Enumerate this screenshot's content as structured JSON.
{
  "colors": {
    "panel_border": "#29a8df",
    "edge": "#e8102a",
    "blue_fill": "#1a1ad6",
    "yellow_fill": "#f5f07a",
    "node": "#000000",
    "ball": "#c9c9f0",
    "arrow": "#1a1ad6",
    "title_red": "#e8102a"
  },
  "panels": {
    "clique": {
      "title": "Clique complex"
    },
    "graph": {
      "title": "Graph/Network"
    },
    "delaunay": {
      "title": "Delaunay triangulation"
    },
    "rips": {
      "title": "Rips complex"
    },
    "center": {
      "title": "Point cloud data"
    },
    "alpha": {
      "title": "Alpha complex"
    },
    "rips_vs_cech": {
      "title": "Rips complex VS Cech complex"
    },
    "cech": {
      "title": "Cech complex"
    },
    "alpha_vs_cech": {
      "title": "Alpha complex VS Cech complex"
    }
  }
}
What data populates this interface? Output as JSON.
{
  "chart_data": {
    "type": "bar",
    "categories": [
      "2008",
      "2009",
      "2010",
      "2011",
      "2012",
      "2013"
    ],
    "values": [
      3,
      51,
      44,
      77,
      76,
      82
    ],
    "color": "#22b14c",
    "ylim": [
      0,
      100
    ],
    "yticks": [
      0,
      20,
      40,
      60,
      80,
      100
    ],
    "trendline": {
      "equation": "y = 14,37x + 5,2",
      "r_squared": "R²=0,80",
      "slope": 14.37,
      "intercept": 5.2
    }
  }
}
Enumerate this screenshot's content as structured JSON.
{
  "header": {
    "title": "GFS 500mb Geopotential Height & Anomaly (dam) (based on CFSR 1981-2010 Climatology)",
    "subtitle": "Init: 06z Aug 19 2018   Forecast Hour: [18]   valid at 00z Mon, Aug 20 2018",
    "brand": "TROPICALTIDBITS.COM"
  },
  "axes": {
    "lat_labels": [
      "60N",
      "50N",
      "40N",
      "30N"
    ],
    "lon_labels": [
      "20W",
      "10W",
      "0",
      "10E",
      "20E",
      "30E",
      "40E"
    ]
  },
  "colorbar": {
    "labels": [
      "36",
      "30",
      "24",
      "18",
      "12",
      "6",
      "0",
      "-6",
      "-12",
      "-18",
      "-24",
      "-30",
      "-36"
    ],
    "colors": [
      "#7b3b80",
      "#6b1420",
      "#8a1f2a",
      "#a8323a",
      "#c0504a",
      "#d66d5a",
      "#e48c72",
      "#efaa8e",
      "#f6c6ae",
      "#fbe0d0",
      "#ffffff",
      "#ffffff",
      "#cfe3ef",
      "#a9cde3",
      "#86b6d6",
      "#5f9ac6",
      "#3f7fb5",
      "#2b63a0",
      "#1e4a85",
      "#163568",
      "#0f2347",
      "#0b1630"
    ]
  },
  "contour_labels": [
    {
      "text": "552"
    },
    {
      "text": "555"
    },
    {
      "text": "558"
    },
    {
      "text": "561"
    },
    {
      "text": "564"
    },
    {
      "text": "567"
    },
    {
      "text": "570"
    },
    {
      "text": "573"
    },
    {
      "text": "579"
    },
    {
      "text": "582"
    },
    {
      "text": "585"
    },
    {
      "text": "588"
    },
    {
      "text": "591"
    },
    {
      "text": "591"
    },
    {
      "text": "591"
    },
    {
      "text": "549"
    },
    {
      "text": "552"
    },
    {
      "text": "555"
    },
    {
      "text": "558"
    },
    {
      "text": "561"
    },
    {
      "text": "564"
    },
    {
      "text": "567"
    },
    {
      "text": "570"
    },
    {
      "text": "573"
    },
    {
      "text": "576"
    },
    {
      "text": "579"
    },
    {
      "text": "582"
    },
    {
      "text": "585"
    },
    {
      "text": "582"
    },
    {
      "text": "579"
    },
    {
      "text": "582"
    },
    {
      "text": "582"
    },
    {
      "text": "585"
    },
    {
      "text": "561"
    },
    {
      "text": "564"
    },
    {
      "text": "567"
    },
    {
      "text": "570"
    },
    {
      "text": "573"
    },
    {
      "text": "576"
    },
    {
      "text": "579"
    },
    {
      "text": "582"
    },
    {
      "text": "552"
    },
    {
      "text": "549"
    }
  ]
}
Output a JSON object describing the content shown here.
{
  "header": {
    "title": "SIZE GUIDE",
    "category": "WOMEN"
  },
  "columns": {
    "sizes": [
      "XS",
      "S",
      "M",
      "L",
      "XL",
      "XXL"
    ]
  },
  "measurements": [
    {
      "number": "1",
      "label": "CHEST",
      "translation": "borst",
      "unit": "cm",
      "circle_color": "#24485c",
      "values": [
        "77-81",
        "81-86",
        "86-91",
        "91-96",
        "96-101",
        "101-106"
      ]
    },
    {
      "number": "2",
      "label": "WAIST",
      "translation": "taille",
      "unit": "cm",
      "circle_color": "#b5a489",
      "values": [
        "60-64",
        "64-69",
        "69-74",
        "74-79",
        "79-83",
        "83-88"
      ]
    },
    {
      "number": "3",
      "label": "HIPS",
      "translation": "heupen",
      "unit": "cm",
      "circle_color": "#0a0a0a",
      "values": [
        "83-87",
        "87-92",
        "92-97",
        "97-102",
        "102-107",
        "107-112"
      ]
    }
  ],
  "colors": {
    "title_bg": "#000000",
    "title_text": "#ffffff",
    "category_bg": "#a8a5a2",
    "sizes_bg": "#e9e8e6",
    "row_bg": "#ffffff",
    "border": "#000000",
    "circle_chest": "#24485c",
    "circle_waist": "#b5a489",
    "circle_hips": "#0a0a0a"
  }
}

__The problem__: The records above must be repeated exactly, every one of them.

__Finished answer__:
Enumerate this screenshot's content as structured JSON.
{
  "colors": {
    "panel_border": "#29a8df",
    "edge": "#e8102a",
    "blue_fill": "#1a1ad6",
    "yellow_fill": "#f5f07a",
    "node": "#000000",
    "ball": "#c9c9f0",
    "arrow": "#1a1ad6",
    "title_red": "#e8102a"
  },
  "panels": {
    "clique": {
      "title": "Clique complex"
    },
    "graph": {
      "title": "Graph/Network"
    },
    "delaunay": {
      "title": "Delaunay triangulation"
    },
    "rips": {
      "title": "Rips complex"
    },
    "center": {
      "title": "Point cloud data"
    },
    "alpha": {
      "title": "Alpha complex"
    },
    "rips_vs_cech": {
      "title": "Rips complex VS Cech complex"
    },
    "cech": {
      "title": "Cech complex"
    },
    "alpha_vs_cech": {
      "title": "Alpha complex VS Cech complex"
    }
  }
}
What data populates this interface? Output as JSON.
{
  "chart_data": {
    "type": "bar",
    "categories": [
      "2008",
      "2009",
      "2010",
      "2011",
      "2012",
      "2013"
    ],
    "values": [
      3,
      51,
      44,
      77,
      76,
      82
    ],
    "color": "#22b14c",
    "ylim": [
      0,
      100
    ],
    "yticks": [
      0,
      20,
      40,
      60,
      80,
      100
    ],
    "trendline": {
      "equation": "y = 14,37x + 5,2",
      "r_squared": "R²=0,80",
      "slope": 14.37,
      "intercept": 5.2
    }
  }
}
Enumerate this screenshot's content as structured JSON.
{
  "header": {
    "title": "GFS 500mb Geopotential Height & Anomaly (dam) (based on CFSR 1981-2010 Climatology)",
    "subtitle": "Init: 06z Aug 19 2018   Forecast Hour: [18]   valid at 00z Mon, Aug 20 2018",
    "brand": "TROPICALTIDBITS.COM"
  },
  "axes": {
    "lat_labels": [
      "60N",
      "50N",
      "40N",
      "30N"
    ],
    "lon_labels": [
      "20W",
      "10W",
      "0",
      "10E",
      "20E",
      "30E",
      "40E"
    ]
  },
  "colorbar": {
    "labels": [
      "36",
      "30",
      "24",
      "18",
      "12",
      "6",
      "0",
      "-6",
      "-12",
      "-18",
      "-24",
      "-30",
      "-36"
    ],
    "colors": [
      "#7b3b80",
      "#6b1420",
      "#8a1f2a",
      "#a8323a",
      "#c0504a",
      "#d66d5a",
      "#e48c72",
      "#efaa8e",
      "#f6c6ae",
      "#fbe0d0",
      "#ffffff",
      "#ffffff",
      "#cfe3ef",
      "#a9cde3",
      "#86b6d6",
      "#5f9ac6",
      "#3f7fb5",
      "#2b63a0",
      "#1e4a85",
      "#163568",
      "#0f2347",
      "#0b1630"
    ]
  },
  "contour_labels": [
    {
      "text": "552"
    },
    {
      "text": "555"
    },
    {
      "text": "558"
    },
    {
      "text": "561"
    },
    {
      "text": "564"
    },
    {
      "text": "567"
    },
    {
      "text": "570"
    },
    {
      "text": "573"
    },
    {
      "text": "579"
    },
    {
      "text": "582"
    },
    {
      "text": "585"
    },
    {
      "text": "588"
    },
    {
      "text": "591"
    },
    {
      "text": "591"
    },
    {
      "text": "591"
    },
    {
      "text": "549"
    },
    {
      "text": "552"
    },
    {
      "text": "555"
    },
    {
      "text": "558"
    },
    {
      "text": "561"
    },
    {
      "text": "564"
    },
    {
      "text": "567"
    },
    {
      "text": "570"
    },
    {
      "text": "573"
    },
    {
      "text": "576"
    },
    {
      "text": "579"
    },
    {
      "text": "582"
    },
    {
      "text": "585"
    },
    {
      "text": "582"
    },
    {
      "text": "579"
    },
    {
      "text": "582"
    },
    {
      "text": "582"
    },
    {
      "text": "585"
    },
    {
      "text": "561"
    },
    {
      "text": "564"
    },
    {
      "text": "567"
    },
    {
      "text": "570"
    },
    {
      "text": "573"
    },
    {
      "text": "576"
    },
    {
      "text": "579"
    },
    {
      "text": "582"
    },
    {
      "text": "552"
    },
    {
      "text": "549"
    }
  ]
}
Output a JSON object describing the content shown here.
{
  "header": {
    "title": "SIZE GUIDE",
    "category": "WOMEN"
  },
  "columns": {
    "sizes": [
      "XS",
      "S",
      "M",
      "L",
      "XL",
      "XXL"
    ]
  },
  "measurements": [
    {
      "number": "1",
      "label": "CHEST",
      "translation": "borst",
      "unit": "cm",
      "circle_color": "#24485c",
      "values": [
        "77-81",
        "81-86",
        "86-91",
        "91-96",
        "96-101",
        "101-106"
      ]
    },
    {
      "number": "2",
      "label": "WAIST",
      "translation": "taille",
      "unit": "cm",
      "circle_color": "#b5a489",
      "values": [
        "60-64",
        "64-69",
        "69-74",
        "74-79",
        "79-83",
        "83-88"
      ]
    },
    {
      "number": "3",
      "label": "HIPS",
      "translation": "heupen",
      "unit": "cm",
      "circle_color": "#0a0a0a",
      "values": [
        "83-87",
        "87-92",
        "92-97",
        "97-102",
        "102-107",
        "107-112"
      ]
    }
  ],
  "colors": {
    "title_bg": "#000000",
    "title_text": "#ffffff",
    "category_bg": "#a8a5a2",
    "sizes_bg": "#e9e8e6",
    "row_bg": "#ffffff",
    "border": "#000000",
    "circle_chest": "#24485c",
    "circle_waist": "#b5a489",
    "circle_hips": "#0a0a0a"
  }
}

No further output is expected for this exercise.